Data entries
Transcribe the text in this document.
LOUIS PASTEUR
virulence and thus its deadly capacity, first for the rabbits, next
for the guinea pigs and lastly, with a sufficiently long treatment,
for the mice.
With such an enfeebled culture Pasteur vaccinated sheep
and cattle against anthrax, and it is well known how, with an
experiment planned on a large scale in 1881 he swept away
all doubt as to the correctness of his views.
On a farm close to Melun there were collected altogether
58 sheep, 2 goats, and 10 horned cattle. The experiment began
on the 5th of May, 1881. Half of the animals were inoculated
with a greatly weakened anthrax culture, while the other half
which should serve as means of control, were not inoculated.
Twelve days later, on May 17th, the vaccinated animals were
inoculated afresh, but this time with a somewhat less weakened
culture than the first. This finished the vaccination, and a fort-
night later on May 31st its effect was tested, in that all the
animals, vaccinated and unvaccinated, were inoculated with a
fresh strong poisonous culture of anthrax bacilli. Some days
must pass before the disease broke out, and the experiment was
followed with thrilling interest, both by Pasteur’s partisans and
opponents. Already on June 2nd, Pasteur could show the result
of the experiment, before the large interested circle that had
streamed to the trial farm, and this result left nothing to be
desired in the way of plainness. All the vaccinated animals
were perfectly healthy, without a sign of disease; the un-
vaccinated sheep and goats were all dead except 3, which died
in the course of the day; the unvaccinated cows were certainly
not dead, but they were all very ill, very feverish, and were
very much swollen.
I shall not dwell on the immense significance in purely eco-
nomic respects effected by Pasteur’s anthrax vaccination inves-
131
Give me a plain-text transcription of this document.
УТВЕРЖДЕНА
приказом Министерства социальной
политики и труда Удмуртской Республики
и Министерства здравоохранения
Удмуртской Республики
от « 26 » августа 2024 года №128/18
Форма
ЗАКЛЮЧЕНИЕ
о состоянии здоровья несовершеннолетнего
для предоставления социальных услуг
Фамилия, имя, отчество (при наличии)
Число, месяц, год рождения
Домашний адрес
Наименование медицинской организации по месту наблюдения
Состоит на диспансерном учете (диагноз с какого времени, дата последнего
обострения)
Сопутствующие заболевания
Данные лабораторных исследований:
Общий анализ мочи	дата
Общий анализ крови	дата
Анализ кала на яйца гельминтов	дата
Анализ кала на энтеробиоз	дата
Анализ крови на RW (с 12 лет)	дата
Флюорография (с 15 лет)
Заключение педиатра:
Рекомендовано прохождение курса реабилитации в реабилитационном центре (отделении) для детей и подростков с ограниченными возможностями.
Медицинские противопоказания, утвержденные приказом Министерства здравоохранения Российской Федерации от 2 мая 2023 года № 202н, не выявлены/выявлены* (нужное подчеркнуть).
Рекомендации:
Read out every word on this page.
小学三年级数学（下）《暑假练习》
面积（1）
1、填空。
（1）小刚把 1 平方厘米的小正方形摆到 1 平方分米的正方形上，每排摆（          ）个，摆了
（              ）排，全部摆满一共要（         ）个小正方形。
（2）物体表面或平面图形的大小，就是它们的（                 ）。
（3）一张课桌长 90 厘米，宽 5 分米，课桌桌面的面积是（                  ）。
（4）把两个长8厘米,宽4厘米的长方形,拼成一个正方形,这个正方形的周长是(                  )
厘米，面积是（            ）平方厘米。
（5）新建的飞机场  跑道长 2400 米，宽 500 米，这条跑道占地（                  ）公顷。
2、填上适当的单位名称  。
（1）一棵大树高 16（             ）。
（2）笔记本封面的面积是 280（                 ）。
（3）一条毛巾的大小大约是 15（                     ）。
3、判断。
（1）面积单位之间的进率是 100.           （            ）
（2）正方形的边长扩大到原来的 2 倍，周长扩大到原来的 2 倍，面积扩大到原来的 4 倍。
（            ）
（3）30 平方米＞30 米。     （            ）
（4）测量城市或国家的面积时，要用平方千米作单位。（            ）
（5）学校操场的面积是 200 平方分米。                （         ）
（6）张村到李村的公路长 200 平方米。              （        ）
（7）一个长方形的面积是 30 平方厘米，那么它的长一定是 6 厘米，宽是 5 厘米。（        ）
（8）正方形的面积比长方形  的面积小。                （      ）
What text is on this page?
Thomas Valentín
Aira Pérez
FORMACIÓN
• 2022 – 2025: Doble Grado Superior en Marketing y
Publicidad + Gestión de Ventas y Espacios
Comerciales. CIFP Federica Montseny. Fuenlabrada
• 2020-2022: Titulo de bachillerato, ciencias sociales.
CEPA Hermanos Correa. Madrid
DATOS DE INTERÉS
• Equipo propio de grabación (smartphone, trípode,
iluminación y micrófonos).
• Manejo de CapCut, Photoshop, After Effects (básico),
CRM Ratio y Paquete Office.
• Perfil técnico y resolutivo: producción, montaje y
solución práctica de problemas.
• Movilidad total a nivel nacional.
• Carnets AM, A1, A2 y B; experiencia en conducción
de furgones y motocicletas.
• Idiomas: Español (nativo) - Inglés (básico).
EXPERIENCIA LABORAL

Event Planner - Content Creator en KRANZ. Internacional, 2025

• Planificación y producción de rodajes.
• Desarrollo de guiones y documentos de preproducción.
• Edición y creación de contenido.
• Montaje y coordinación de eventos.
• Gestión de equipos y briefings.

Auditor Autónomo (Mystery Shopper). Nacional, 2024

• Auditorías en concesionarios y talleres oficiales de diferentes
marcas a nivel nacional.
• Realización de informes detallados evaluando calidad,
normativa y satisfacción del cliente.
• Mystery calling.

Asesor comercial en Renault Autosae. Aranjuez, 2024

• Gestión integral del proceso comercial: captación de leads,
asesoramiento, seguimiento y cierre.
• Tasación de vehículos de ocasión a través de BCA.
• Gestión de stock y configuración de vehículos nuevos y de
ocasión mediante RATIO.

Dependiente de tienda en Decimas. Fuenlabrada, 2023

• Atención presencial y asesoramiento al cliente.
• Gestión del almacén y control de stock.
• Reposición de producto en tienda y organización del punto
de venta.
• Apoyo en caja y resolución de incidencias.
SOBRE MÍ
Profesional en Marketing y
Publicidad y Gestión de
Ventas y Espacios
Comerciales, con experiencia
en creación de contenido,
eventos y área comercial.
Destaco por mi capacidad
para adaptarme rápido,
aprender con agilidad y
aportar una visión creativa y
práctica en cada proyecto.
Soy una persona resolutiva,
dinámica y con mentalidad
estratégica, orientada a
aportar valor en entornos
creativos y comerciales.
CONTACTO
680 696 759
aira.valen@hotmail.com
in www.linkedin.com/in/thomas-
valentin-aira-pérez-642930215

» EXERCISE
Where a line in the material contains "large", copy that line.

» RESPONSE
experiment planned on a large scale in 1881 he swept away
of the experiment, before the large interested circle that had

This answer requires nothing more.